Data entries for graphics:

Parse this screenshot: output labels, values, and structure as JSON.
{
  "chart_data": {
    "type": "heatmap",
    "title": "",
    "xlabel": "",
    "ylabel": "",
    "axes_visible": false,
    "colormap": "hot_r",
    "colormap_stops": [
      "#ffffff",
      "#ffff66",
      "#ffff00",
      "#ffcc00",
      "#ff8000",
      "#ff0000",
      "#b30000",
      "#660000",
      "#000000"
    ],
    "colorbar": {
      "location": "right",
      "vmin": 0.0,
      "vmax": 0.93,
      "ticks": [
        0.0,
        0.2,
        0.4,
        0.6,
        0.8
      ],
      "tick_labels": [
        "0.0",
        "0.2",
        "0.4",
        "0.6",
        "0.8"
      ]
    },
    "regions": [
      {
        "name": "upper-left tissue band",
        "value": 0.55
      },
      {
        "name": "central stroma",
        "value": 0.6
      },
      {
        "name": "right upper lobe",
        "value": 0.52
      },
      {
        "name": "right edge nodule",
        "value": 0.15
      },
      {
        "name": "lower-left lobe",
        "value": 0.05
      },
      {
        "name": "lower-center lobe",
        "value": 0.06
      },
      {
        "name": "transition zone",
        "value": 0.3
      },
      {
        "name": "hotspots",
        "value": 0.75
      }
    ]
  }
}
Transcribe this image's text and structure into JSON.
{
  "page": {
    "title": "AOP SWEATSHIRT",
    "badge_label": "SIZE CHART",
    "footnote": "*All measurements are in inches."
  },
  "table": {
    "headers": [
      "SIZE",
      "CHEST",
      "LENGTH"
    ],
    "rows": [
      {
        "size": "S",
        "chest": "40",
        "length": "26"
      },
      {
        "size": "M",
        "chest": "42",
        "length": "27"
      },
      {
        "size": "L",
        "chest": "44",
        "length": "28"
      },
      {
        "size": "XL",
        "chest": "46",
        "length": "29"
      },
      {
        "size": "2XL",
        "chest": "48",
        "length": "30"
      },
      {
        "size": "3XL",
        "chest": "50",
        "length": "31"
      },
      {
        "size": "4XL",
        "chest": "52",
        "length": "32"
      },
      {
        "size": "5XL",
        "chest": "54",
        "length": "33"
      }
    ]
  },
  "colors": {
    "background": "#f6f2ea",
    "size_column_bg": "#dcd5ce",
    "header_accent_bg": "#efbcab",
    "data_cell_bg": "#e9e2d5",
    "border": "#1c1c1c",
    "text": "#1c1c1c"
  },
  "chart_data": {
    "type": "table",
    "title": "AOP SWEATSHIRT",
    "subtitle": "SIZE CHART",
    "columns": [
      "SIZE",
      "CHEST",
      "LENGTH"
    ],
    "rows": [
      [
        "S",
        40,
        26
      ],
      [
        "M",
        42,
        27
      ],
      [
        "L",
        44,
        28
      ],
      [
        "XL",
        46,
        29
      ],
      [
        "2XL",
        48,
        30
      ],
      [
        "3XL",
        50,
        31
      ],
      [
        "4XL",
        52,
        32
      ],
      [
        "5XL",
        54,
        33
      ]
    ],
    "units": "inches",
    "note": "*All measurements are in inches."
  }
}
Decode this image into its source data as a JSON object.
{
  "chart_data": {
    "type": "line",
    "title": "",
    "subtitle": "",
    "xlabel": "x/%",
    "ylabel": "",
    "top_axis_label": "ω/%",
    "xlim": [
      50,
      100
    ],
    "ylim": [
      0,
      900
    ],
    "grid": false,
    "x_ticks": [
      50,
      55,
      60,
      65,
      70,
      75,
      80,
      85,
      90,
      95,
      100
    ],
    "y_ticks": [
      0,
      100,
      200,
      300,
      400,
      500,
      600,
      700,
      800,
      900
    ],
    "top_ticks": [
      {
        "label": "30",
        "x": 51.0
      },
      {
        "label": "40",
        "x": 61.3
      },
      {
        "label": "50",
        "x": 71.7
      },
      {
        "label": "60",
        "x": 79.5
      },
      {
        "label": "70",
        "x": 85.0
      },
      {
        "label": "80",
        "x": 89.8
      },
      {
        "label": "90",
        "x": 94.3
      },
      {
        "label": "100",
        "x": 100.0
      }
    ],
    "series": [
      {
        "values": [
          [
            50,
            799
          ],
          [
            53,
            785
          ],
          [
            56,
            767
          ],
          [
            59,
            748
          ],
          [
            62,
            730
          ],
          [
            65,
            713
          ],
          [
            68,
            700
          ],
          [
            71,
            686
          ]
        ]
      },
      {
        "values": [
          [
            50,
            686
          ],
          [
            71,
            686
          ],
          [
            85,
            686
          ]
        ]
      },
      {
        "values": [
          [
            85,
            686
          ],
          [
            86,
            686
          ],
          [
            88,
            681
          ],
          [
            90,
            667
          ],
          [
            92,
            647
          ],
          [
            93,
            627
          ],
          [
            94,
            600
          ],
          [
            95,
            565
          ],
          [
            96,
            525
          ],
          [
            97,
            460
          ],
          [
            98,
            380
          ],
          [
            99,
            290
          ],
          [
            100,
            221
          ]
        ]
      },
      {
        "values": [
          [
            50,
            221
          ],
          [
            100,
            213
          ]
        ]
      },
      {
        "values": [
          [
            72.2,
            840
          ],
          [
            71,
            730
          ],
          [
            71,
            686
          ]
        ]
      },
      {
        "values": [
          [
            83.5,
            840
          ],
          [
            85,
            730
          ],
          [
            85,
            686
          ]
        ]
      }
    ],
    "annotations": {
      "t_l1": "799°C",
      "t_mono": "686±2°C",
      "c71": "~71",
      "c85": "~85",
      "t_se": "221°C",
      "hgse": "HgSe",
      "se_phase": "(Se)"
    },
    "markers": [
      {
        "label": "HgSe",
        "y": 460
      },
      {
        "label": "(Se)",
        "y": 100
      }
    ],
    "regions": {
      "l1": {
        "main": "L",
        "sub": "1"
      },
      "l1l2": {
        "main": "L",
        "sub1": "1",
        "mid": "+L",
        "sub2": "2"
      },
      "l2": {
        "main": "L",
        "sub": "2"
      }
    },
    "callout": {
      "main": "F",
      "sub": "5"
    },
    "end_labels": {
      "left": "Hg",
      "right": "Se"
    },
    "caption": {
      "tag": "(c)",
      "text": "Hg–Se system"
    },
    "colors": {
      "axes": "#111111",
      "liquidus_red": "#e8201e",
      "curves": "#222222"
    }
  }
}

Task directions: The lines to collect are those holding the string "structure"; copy them all.

Written answer:
Parse this screenshot: output labels, values, and structure as JSON.
Transcribe this image's text and structure into JSON.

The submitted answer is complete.